In the entries below, find every line holding the string "binding" and collect it.

▶ **Provided entries**:
=== Begin Enclosure ===

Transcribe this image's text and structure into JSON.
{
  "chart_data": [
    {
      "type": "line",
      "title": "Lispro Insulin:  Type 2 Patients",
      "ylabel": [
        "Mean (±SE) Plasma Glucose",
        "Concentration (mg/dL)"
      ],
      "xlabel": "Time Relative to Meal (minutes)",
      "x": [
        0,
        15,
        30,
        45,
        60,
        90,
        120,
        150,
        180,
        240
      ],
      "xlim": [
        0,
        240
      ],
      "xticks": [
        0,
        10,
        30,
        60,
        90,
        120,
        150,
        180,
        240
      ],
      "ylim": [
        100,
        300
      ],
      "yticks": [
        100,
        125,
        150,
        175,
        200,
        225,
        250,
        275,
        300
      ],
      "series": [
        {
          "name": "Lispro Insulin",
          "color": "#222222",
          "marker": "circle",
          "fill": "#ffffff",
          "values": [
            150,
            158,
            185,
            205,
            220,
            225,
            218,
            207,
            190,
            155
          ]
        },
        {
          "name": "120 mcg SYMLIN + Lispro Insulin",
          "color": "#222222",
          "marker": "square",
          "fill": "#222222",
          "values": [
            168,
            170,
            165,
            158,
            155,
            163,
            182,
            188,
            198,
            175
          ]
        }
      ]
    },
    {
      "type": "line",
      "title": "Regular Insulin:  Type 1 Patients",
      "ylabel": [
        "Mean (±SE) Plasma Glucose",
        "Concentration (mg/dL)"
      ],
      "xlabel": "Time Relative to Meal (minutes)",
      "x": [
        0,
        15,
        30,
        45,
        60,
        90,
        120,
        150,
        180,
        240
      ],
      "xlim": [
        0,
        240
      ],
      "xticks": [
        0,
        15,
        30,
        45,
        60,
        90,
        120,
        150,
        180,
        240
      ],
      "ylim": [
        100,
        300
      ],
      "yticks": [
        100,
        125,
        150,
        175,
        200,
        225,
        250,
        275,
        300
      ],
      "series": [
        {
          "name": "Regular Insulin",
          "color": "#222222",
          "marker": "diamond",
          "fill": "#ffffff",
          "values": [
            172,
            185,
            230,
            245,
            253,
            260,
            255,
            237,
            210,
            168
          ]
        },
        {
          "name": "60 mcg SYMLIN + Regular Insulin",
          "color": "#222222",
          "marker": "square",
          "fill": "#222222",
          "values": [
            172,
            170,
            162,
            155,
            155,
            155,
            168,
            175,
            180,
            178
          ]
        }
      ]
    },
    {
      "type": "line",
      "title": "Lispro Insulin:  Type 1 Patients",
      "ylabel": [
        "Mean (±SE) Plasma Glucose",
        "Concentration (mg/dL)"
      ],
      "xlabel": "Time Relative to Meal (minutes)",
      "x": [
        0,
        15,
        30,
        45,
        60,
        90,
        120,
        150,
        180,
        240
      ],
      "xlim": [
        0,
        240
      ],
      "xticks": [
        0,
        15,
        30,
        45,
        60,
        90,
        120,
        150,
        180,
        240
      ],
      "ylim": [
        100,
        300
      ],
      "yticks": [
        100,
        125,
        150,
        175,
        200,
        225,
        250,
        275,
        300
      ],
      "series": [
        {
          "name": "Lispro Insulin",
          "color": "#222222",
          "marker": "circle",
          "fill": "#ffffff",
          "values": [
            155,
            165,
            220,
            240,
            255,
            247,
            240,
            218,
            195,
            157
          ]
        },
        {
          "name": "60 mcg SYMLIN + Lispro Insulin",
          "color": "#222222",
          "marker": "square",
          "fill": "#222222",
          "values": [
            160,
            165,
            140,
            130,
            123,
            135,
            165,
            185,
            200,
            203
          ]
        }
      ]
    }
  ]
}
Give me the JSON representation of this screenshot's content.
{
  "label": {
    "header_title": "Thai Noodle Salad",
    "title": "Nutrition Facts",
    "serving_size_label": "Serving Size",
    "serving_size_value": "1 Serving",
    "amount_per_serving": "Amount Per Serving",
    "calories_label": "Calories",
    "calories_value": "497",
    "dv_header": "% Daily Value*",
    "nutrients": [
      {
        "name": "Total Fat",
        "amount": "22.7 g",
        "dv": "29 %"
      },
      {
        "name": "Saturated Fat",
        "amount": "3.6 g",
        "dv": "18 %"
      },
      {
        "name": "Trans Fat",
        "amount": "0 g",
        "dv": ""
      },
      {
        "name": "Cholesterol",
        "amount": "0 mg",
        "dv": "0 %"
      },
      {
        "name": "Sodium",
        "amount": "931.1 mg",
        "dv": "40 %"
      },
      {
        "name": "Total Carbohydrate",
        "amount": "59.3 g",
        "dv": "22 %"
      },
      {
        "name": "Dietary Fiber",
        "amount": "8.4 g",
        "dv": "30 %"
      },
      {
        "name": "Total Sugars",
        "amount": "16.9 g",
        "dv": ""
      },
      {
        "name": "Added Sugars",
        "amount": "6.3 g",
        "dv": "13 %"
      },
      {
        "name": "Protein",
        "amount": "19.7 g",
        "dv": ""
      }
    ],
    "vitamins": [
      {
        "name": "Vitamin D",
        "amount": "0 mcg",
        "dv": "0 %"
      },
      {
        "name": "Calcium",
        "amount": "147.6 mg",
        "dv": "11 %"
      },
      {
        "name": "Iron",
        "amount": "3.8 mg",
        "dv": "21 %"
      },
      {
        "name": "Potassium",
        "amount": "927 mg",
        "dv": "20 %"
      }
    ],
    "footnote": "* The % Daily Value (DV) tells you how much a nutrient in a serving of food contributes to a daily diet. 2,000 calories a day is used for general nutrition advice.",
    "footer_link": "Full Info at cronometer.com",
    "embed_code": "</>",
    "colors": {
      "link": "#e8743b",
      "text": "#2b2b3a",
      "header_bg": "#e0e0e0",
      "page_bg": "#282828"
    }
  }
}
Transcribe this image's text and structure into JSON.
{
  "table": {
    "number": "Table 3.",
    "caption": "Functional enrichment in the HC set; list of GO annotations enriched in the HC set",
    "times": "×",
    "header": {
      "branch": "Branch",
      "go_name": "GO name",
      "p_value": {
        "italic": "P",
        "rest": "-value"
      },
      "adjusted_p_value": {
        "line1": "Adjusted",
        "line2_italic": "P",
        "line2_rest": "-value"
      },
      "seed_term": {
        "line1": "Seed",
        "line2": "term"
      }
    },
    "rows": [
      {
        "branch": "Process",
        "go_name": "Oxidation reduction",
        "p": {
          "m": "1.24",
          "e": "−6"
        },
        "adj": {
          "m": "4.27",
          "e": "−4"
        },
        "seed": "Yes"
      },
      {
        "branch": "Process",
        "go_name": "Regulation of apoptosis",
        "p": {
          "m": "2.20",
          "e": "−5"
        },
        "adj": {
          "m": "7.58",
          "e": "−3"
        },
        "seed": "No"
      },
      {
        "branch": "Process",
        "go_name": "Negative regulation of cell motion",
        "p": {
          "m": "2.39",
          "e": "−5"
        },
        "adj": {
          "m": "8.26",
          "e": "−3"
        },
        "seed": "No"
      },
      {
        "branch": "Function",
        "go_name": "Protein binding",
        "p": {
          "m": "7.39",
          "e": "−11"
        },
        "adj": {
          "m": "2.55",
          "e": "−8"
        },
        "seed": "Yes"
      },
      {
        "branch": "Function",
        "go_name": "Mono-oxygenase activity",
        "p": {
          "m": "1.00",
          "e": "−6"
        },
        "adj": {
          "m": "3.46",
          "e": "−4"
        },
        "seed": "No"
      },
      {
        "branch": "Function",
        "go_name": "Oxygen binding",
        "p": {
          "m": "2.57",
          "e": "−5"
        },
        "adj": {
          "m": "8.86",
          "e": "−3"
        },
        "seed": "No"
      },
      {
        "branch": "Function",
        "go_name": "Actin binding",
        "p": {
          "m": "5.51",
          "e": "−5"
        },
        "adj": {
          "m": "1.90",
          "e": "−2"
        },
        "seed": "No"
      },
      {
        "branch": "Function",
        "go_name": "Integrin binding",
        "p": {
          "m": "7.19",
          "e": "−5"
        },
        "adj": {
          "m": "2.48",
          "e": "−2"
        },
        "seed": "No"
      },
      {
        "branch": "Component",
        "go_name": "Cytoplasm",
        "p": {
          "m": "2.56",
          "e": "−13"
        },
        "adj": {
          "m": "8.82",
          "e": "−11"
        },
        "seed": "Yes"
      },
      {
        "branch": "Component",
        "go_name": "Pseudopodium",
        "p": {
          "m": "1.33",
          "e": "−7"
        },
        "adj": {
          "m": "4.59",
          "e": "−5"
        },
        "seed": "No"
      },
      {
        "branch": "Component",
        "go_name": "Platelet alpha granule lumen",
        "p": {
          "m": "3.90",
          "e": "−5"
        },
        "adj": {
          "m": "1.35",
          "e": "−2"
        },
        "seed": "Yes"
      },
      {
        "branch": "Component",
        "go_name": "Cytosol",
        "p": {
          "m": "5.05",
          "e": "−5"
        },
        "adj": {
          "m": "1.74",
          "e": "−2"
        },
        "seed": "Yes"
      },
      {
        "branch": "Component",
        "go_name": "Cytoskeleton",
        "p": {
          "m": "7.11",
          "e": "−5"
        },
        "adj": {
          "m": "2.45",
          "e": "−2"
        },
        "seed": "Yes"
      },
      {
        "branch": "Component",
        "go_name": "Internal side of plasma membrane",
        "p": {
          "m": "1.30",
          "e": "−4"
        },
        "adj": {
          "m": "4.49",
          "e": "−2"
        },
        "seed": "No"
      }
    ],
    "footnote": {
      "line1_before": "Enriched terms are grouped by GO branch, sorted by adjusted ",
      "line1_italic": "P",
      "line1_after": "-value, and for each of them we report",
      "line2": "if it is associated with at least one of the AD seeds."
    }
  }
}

=== End Enclosure ===

▶ **Answer to the problem**:
        "go_name": "Protein binding",
        "go_name": "Oxygen binding",
        "go_name": "Actin binding",
        "go_name": "Integrin binding",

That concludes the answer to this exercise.